• **PAGE EXCERPT**
Michael Chabon Attacks Prejudice Against Science Fiction

from Wired 03.07.12

https://www.wired.com/2012/03/michael-chabon-geeks-guide-galaxy/all/

Wired: "You wrote this great Lovecraftian horror story called "The God of Dark Laughter" How did that story come about, and were you surprised to see it appear in The New Yorker?"

Chabon: Well, that was actually sort of my second foray. I created this fictional character in the novel Wonder Boys of August Van Zorn, who we’re told is a writer of Lovecraftian horror fiction who had an early influence on the main character of that book, and at some point I just got the idea to try to write an August Van Zorn story.

You know, the pseudonym has always existed as a way to protect the “serious literary writer” from the taint of genre fiction, and that’s how August Van Zorn used it. In the book his real name is Albert Vetch, and he writes under the name of August Van Zorn because he’s a professor of literature, and he has to use a pseudonym for that kind of sordid fare that he’s cranking out, and that pseudonym was there for me as a kind of fig leaf too, to just imagine writing a straight piece of horror fiction that wasn’t “meta” or playing with the tropes of horror fiction in a literary way. I just wanted to write a straight-out story about awful goings-on in this small western Pennsylvania town that turned out to be rooted in some ancient cult of the Elder Ones, just straight ahead Lovecraftian Mythos kind of stuff, and I guess I felt when I did that that I had to protect myself under that pseudonym of August Van Zorn that I had created — it was a double fiction at that point.

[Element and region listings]

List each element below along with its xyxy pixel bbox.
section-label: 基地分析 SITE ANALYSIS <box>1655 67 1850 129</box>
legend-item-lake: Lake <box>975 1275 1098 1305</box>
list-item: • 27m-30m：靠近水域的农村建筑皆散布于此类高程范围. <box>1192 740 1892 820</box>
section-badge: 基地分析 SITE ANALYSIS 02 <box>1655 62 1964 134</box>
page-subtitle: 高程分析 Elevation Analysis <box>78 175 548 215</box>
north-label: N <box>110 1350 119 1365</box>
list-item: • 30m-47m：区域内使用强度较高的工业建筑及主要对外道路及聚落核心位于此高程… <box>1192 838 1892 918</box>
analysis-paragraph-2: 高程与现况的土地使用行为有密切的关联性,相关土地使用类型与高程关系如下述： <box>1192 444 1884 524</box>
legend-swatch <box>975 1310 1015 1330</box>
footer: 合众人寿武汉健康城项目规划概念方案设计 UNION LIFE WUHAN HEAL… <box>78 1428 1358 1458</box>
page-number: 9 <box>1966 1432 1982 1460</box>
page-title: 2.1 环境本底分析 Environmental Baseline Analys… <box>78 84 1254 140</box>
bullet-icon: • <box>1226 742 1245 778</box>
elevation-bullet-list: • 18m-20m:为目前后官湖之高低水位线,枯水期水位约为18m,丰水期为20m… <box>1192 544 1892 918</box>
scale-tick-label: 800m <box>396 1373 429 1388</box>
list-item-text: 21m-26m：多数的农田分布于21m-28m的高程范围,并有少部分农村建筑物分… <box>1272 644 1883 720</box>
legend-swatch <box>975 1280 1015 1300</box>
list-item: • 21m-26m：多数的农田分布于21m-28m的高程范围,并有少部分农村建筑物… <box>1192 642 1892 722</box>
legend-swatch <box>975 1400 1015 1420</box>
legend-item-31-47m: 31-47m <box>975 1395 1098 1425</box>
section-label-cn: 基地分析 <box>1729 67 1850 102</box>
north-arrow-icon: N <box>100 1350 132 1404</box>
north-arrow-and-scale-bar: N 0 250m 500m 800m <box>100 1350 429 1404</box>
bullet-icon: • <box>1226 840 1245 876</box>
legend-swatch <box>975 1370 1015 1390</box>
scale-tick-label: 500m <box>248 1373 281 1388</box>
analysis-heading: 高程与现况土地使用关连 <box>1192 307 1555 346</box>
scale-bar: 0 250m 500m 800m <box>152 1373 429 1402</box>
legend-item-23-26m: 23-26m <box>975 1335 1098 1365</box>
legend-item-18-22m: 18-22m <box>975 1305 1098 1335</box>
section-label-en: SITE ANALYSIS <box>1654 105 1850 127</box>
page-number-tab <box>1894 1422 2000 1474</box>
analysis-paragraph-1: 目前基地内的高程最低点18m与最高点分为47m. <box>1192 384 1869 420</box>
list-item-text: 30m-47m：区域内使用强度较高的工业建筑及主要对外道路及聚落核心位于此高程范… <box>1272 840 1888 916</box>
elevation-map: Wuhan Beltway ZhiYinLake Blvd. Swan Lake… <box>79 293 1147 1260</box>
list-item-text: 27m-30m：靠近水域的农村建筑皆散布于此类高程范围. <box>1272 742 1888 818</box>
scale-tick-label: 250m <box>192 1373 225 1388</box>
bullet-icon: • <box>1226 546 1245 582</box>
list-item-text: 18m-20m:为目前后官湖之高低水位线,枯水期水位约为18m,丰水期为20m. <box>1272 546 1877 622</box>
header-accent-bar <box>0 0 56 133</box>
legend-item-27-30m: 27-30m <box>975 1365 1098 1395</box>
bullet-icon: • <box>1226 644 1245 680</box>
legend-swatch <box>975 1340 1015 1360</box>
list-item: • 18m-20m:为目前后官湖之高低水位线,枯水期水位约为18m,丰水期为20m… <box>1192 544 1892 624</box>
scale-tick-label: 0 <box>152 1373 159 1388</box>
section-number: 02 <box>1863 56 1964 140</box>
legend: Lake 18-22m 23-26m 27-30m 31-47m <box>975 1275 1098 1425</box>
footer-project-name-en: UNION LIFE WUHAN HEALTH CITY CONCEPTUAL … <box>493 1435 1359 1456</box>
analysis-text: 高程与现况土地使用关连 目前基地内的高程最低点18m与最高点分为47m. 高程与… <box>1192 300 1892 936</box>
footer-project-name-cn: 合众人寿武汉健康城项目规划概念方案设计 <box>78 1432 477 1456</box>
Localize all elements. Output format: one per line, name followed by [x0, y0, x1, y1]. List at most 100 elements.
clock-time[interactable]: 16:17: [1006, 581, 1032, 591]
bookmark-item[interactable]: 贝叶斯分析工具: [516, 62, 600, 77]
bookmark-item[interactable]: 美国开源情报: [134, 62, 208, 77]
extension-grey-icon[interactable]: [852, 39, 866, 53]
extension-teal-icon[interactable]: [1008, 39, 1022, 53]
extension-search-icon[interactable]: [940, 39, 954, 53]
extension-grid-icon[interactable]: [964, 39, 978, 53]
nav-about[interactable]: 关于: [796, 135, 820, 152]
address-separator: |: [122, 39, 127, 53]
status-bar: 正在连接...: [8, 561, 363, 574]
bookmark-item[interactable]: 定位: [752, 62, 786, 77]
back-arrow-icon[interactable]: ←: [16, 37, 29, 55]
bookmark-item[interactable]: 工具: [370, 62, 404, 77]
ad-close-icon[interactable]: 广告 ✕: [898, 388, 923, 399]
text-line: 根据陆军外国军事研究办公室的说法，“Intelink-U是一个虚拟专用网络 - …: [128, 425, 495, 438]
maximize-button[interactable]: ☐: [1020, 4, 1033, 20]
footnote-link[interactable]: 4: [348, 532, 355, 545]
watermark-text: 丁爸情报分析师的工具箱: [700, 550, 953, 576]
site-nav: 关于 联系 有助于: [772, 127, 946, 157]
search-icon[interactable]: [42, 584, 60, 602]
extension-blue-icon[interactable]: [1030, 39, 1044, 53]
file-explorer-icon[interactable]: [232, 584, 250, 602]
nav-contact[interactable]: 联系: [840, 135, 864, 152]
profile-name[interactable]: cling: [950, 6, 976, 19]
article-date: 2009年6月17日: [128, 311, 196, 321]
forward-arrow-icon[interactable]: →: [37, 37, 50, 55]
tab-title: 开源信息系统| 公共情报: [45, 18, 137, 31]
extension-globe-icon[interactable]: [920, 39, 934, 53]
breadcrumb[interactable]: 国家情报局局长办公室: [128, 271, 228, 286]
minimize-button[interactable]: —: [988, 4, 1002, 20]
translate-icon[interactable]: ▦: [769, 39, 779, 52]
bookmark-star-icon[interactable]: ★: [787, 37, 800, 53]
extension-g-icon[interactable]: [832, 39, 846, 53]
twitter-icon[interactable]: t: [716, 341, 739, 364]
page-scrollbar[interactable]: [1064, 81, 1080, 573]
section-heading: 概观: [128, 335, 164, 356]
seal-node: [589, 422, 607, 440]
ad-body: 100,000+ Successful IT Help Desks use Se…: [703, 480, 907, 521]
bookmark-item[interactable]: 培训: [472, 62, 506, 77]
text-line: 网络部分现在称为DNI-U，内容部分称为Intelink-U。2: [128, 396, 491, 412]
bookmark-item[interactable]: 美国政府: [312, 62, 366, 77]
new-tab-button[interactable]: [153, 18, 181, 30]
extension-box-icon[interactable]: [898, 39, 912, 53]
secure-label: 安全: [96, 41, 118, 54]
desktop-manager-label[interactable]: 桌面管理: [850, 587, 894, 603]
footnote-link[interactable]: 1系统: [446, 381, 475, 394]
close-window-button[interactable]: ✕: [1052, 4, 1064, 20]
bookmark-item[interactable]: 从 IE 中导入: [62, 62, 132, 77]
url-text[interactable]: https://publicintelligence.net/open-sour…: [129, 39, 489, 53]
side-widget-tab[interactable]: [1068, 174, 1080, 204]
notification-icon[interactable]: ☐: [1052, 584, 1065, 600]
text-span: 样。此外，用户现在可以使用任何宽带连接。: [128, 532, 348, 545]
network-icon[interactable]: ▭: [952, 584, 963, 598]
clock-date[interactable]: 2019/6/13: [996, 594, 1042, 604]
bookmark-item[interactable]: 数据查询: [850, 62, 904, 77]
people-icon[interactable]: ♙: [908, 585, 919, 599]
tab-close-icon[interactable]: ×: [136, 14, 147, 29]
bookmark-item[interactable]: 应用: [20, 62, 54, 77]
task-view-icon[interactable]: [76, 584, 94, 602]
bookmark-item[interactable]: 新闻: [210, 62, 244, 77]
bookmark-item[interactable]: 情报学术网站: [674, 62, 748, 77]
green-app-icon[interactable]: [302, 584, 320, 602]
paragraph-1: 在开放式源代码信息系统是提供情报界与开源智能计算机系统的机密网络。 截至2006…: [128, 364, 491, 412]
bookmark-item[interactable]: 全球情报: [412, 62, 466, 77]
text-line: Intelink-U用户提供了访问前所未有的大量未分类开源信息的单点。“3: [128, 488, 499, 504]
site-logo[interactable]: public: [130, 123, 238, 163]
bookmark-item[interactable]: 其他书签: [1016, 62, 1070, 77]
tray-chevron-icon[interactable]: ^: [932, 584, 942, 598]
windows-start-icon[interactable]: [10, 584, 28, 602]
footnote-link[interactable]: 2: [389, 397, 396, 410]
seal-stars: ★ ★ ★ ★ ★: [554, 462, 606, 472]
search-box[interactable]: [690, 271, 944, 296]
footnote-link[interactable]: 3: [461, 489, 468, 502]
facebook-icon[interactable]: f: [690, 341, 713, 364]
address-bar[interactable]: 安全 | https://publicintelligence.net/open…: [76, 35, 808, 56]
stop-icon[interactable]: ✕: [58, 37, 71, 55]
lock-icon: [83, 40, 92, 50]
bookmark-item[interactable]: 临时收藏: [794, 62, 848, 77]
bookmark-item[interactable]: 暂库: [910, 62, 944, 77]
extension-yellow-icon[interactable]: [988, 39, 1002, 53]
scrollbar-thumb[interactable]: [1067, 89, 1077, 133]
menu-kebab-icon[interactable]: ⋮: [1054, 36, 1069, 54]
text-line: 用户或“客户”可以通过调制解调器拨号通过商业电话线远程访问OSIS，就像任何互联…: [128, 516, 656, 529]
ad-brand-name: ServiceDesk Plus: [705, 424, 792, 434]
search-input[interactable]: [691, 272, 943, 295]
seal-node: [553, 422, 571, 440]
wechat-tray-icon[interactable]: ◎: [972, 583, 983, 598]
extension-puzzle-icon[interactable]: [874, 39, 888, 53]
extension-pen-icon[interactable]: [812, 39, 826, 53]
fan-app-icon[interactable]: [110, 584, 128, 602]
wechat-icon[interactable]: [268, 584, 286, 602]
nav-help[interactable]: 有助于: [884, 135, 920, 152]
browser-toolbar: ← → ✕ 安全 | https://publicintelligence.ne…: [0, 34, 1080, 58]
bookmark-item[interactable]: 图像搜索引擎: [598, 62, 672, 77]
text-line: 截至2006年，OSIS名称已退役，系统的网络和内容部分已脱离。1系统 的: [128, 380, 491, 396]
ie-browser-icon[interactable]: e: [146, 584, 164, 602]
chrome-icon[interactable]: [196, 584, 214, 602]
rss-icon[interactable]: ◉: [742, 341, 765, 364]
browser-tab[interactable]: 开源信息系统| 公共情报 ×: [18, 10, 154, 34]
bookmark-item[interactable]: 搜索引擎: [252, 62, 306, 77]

• **OBJECTIVE A**
In the entries, start from the first line and go through the line containing "bullet-icon: • <box>1226 840 1245 876</box>". Rewrite those lines, changing "legend-swatch" to "legend-color-box" and leaving everything else the same.
• **OBJECTIVE B**
Continue the interview excerpt about Michael Chabon's horror story from its last sentence.

• **TASK OUTPUT A**
List each element below along with its xyxy pixel bbox.
section-label: 基地分析 SITE ANALYSIS <box>1655 67 1850 129</box>
legend-item-lake: Lake <box>975 1275 1098 1305</box>
list-item: • 27m-30m：靠近水域的农村建筑皆散布于此类高程范围. <box>1192 740 1892 820</box>
section-badge: 基地分析 SITE ANALYSIS 02 <box>1655 62 1964 134</box>
page-subtitle: 高程分析 Elevation Analysis <box>78 175 548 215</box>
north-label: N <box>110 1350 119 1365</box>
list-item: • 30m-47m：区域内使用强度较高的工业建筑及主要对外道路及聚落核心位于此高程… <box>1192 838 1892 918</box>
analysis-paragraph-2: 高程与现况的土地使用行为有密切的关联性,相关土地使用类型与高程关系如下述： <box>1192 444 1884 524</box>
legend-color-box <box>975 1310 1015 1330</box>
footer: 合众人寿武汉健康城项目规划概念方案设计 UNION LIFE WUHAN HEAL… <box>78 1428 1358 1458</box>
page-number: 9 <box>1966 1432 1982 1460</box>
page-title: 2.1 环境本底分析 Environmental Baseline Analys… <box>78 84 1254 140</box>
bullet-icon: • <box>1226 742 1245 778</box>
elevation-bullet-list: • 18m-20m:为目前后官湖之高低水位线,枯水期水位约为18m,丰水期为20m… <box>1192 544 1892 918</box>
scale-tick-label: 800m <box>396 1373 429 1388</box>
list-item-text: 21m-26m：多数的农田分布于21m-28m的高程范围,并有少部分农村建筑物分… <box>1272 644 1883 720</box>
legend-color-box <box>975 1280 1015 1300</box>
list-item: • 21m-26m：多数的农田分布于21m-28m的高程范围,并有少部分农村建筑物… <box>1192 642 1892 722</box>
legend-color-box <box>975 1400 1015 1420</box>
legend-item-31-47m: 31-47m <box>975 1395 1098 1425</box>
section-label-cn: 基地分析 <box>1729 67 1850 102</box>
north-arrow-icon: N <box>100 1350 132 1404</box>
north-arrow-and-scale-bar: N 0 250m 500m 800m <box>100 1350 429 1404</box>
bullet-icon: • <box>1226 840 1245 876</box>

• **TASK OUTPUT B**
And I wrote a story that was called “In the Black Mill,” and when I finished it I thought it came out well. I believe my agent sent it to The New Yorker, who wouldn’t even — I mean, it spent a very brief period of time on the editorial desk there before re-emerging with its dignity somewhat in tatters, and then she sent it to Playboy, to a great fiction editor who used to be at Playboy named Alice Turner, who was a great champion of all kinds of genre writing in the literary context, and she took it and wanted to publish it, but she insisted that I publish it under my own name. And god bless her, because that was right.

I wrote that story, and if I want to write a piece of Lovecraftian horror fiction, I not only have the freedom to do so, but I also ought to be proud of it, and put my name on it, and let it just go out there along with everything else that I’ve written. So that was published in Playboy, and it got a little bit of attention from the horror fiction crowd, and it got included in The Year’s Best Fantasy and Horror, the Datlow anthology, and that encouraged me.

And so at some point a little idea popped into my head about clowns, and what if clowns really looked that way, and it wasn’t make-up at all. And there’s something really horrifying to me in that thought. I mean, “coulrophobia” has a name because a lot of people think clowns are terrifying and creepy, it’s not just John Wayne Gacy’s fault. There’s something about a clown in the abstract, with the white skin and the red mouth and all that. It’s bizarre anybody could have ever thought it was anything but horrifying, in my opinion.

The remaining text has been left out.